-------- PROVIDED INFORMATION
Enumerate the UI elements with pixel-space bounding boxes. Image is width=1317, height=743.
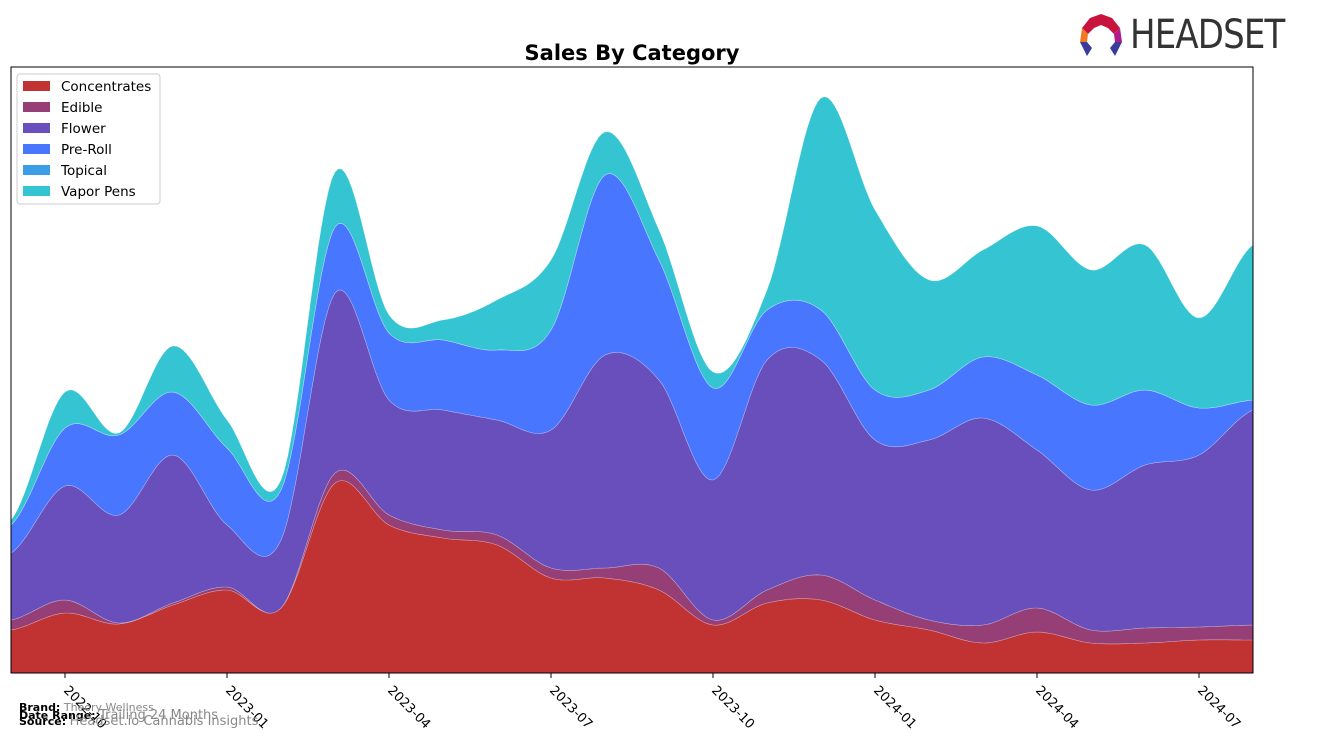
legend-label-edible: Edible (61, 100, 102, 116)
x-tick-label: 2023-07 (546, 683, 595, 732)
sales-by-category-chart: Sales By Category 2022-10 2023-01 2023-04 2… (10, 41, 1254, 732)
legend-swatch-vapor-pens (23, 186, 50, 196)
headset-logo: HEADSET (1078, 12, 1312, 58)
footer-source: Source: Headset.io Cannabis Insights (19, 714, 259, 729)
source-label: Source: (19, 715, 67, 728)
legend-swatch-concentrates (23, 81, 50, 91)
headset-logo-icon (1080, 14, 1122, 56)
x-tick-label: 2024-04 (1032, 683, 1081, 732)
legend-label-flower: Flower (61, 121, 106, 137)
legend-label-pre-roll: Pre-Roll (61, 142, 112, 158)
x-tick-label: 2023-04 (384, 683, 433, 732)
legend-label-concentrates: Concentrates (61, 79, 151, 95)
x-tick-label: 2024-07 (1194, 683, 1243, 732)
legend-swatch-edible (23, 102, 50, 112)
x-tick-label: 2024-01 (870, 683, 919, 732)
legend-label-topical: Topical (60, 163, 107, 179)
x-tick-label: 2023-10 (708, 683, 757, 732)
source-value: Headset.io Cannabis Insights (69, 714, 259, 729)
legend: Concentrates Edible Flower Pre-Roll Topical V… (16, 73, 161, 205)
logo-text: HEADSET (1130, 12, 1285, 58)
stacked-areas (10, 96, 1254, 674)
legend-swatch-topical (23, 165, 50, 175)
legend-label-vapor-pens: Vapor Pens (61, 184, 136, 200)
legend-swatch-flower (23, 123, 50, 133)
chart-title: Sales By Category (525, 41, 740, 65)
legend-swatch-pre-roll (23, 144, 50, 154)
----------------
STATED GOAL: Rewrite all of the data above with "Cannabis Insights" replaced by "Market Insights" wherever it occurs, changing nothing else. Leave the pictures out.

EXERCISE RESPONSE:
Enumerate the UI elements with pixel-space bounding boxes. Image is width=1317, height=743.
legend-label-edible: Edible (61, 100, 102, 116)
x-tick-label: 2023-07 (546, 683, 595, 732)
sales-by-category-chart: Sales By Category 2022-10 2023-01 2023-04 2… (10, 41, 1254, 732)
legend-swatch-vapor-pens (23, 186, 50, 196)
headset-logo: HEADSET (1078, 12, 1312, 58)
footer-source: Source: Headset.io Market Insights (19, 714, 259, 729)
source-label: Source: (19, 715, 67, 728)
legend-swatch-concentrates (23, 81, 50, 91)
headset-logo-icon (1080, 14, 1122, 56)
x-tick-label: 2024-04 (1032, 683, 1081, 732)
legend-label-flower: Flower (61, 121, 106, 137)
legend-label-pre-roll: Pre-Roll (61, 142, 112, 158)
x-tick-label: 2023-04 (384, 683, 433, 732)
legend-label-concentrates: Concentrates (61, 79, 151, 95)
x-tick-label: 2024-07 (1194, 683, 1243, 732)
legend-swatch-edible (23, 102, 50, 112)
x-tick-label: 2024-01 (870, 683, 919, 732)
legend-label-topical: Topical (60, 163, 107, 179)
x-tick-label: 2023-10 (708, 683, 757, 732)
source-value: Headset.io Market Insights (69, 714, 259, 729)
legend: Concentrates Edible Flower Pre-Roll Topical V… (16, 73, 161, 205)
logo-text: HEADSET (1130, 12, 1285, 58)
stacked-areas (10, 96, 1254, 674)
legend-swatch-topical (23, 165, 50, 175)
legend-label-vapor-pens: Vapor Pens (61, 184, 136, 200)
legend-swatch-flower (23, 123, 50, 133)
chart-title: Sales By Category (525, 41, 740, 65)
legend-swatch-pre-roll (23, 144, 50, 154)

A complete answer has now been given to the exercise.